--- Exercise ---
Wherever the string "Output" appears, copy the whole line.

--- Data shown ---
————

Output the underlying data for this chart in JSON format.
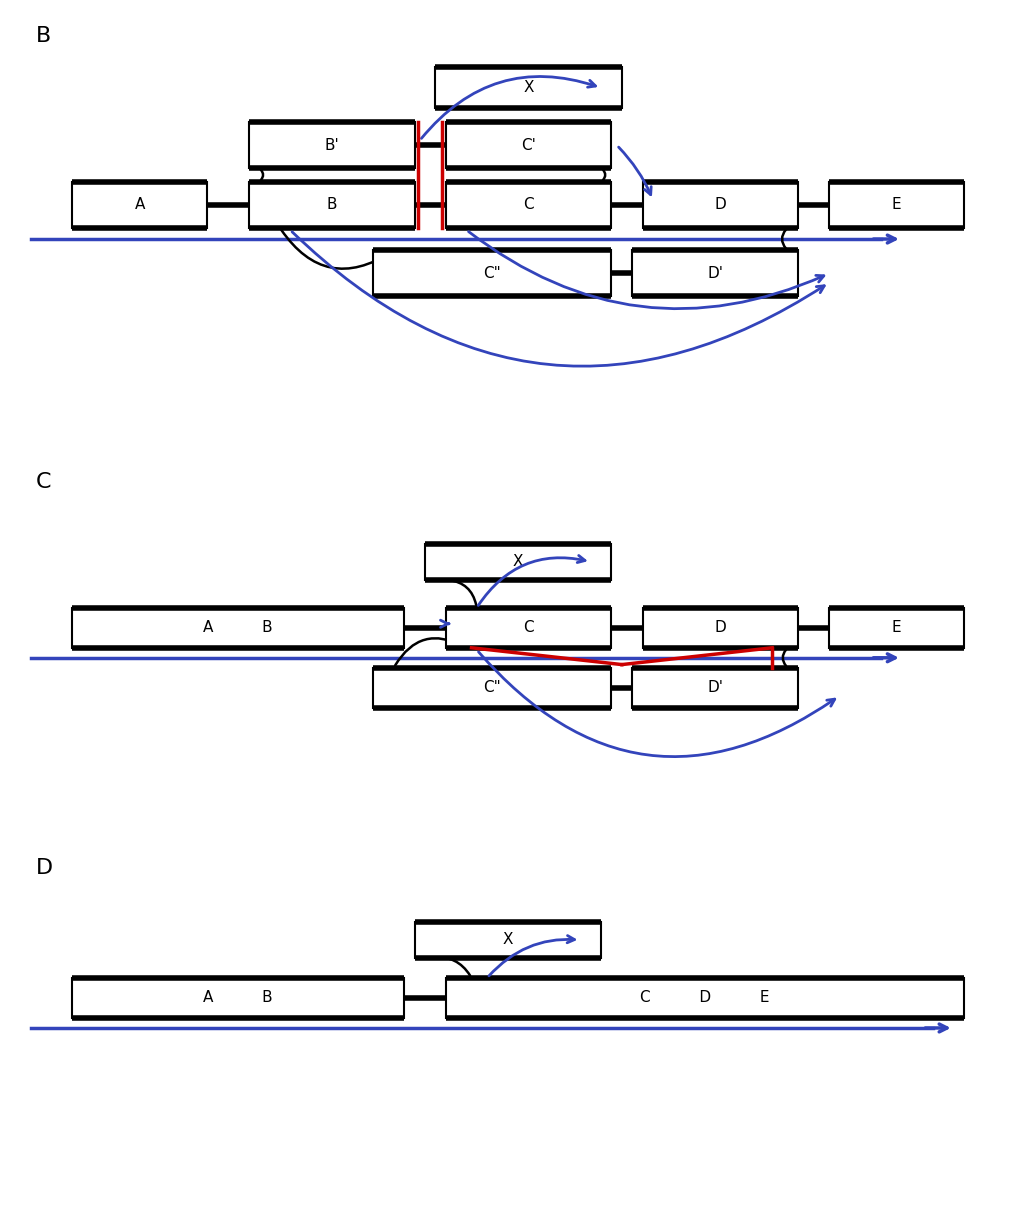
{
  "bg_color": "#ffffff",
  "blue": "#3344bb",
  "red": "#cc0000",
  "black": "#000000",
  "panel_B": {
    "boxes": {
      "A": [
        0.5,
        4.8,
        1.3,
        1.0
      ],
      "B": [
        2.2,
        4.8,
        1.6,
        1.0
      ],
      "C": [
        4.1,
        4.8,
        1.6,
        1.0
      ],
      "D": [
        6.0,
        4.8,
        1.5,
        1.0
      ],
      "E": [
        7.8,
        4.8,
        1.3,
        1.0
      ],
      "Bp": [
        2.2,
        6.1,
        1.6,
        1.0
      ],
      "Cp": [
        4.1,
        6.1,
        1.6,
        1.0
      ],
      "X": [
        4.0,
        7.4,
        1.8,
        0.9
      ],
      "Cpp": [
        3.4,
        3.3,
        2.3,
        1.0
      ],
      "Dp": [
        5.9,
        3.3,
        1.6,
        1.0
      ]
    },
    "labels": {
      "A": "A",
      "B": "B",
      "C": "C",
      "D": "D",
      "E": "E",
      "Bp": "B'",
      "Cp": "C'",
      "X": "X",
      "Cpp": "C\"",
      "Dp": "D'"
    }
  },
  "panel_C": {
    "boxes": {
      "AB": [
        0.5,
        4.8,
        3.2,
        1.0
      ],
      "C": [
        4.1,
        4.8,
        1.6,
        1.0
      ],
      "D": [
        6.0,
        4.8,
        1.5,
        1.0
      ],
      "E": [
        7.8,
        4.8,
        1.3,
        1.0
      ],
      "X": [
        3.9,
        6.5,
        1.8,
        0.9
      ],
      "Cpp": [
        3.4,
        3.3,
        2.3,
        1.0
      ],
      "Dp": [
        5.9,
        3.3,
        1.6,
        1.0
      ]
    },
    "labels": {
      "AB": "A          B",
      "C": "C",
      "D": "D",
      "E": "E",
      "X": "X",
      "Cpp": "C\"",
      "Dp": "D'"
    }
  },
  "panel_D": {
    "boxes": {
      "AB": [
        0.5,
        5.2,
        3.2,
        1.0
      ],
      "CDE": [
        4.1,
        5.2,
        5.0,
        1.0
      ],
      "X": [
        3.8,
        6.7,
        1.8,
        0.9
      ]
    },
    "labels": {
      "AB": "A          B",
      "CDE": "C          D          E",
      "X": "X"
    }
  }
}
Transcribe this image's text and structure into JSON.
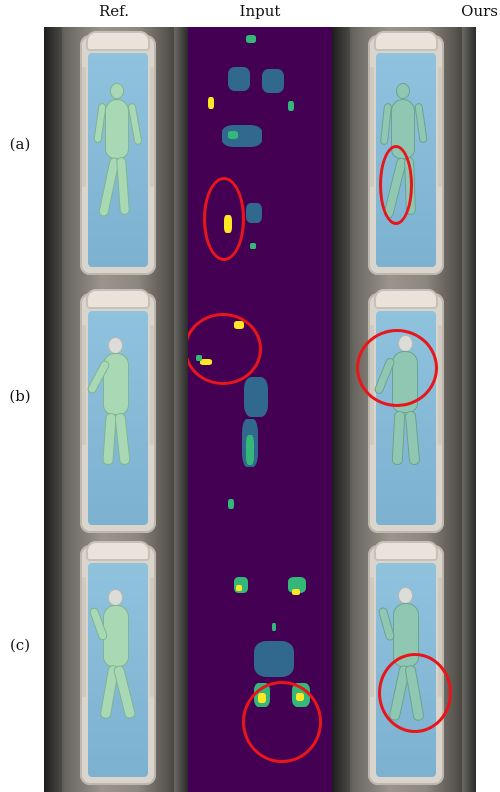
{
  "columns": {
    "ref": "Ref.",
    "input": "Input",
    "ours": "Ours"
  },
  "rows": [
    {
      "label": "(a)"
    },
    {
      "label": "(b)"
    },
    {
      "label": "(c)"
    }
  ],
  "colors": {
    "heatmap_background": "#440154",
    "heatmap_low": "#31688e",
    "heatmap_mid": "#35b779",
    "heatmap_high": "#fde725",
    "highlight_circle": "#e8161a",
    "body_mesh": "#a9d9b4",
    "mattress": "#8fc2dd"
  }
}
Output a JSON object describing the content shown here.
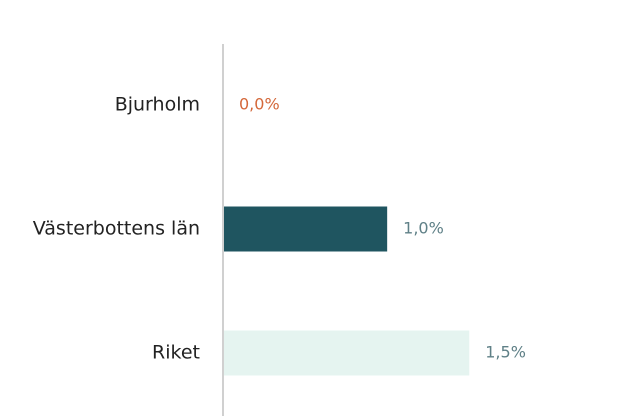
{
  "chart_data": {
    "type": "barh",
    "categories": [
      "Bjurholm",
      "Västerbottens län",
      "Riket"
    ],
    "values": [
      0.0,
      1.0,
      1.5
    ],
    "value_labels": [
      "0,0%",
      "1,0%",
      "1,5%"
    ],
    "colors": [
      "#1f5560",
      "#1f5560",
      "#e5f4f0"
    ],
    "label_colors": [
      "#d4683a",
      "#5f8087",
      "#5f8087"
    ],
    "xlim": [
      0,
      2.4
    ]
  }
}
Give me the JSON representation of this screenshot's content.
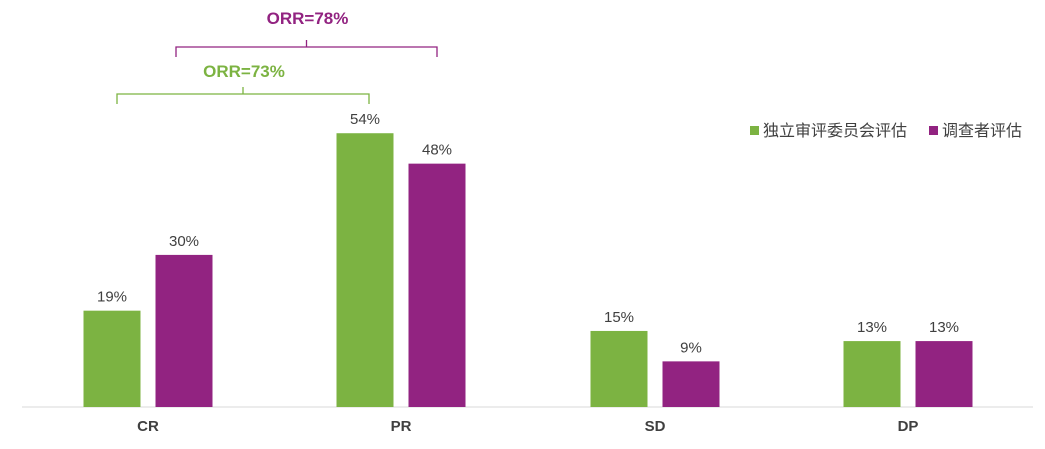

————

--- The answer ---
Output the underlying data for this chart in JSON format.
Output a JSON object describing the content shown here.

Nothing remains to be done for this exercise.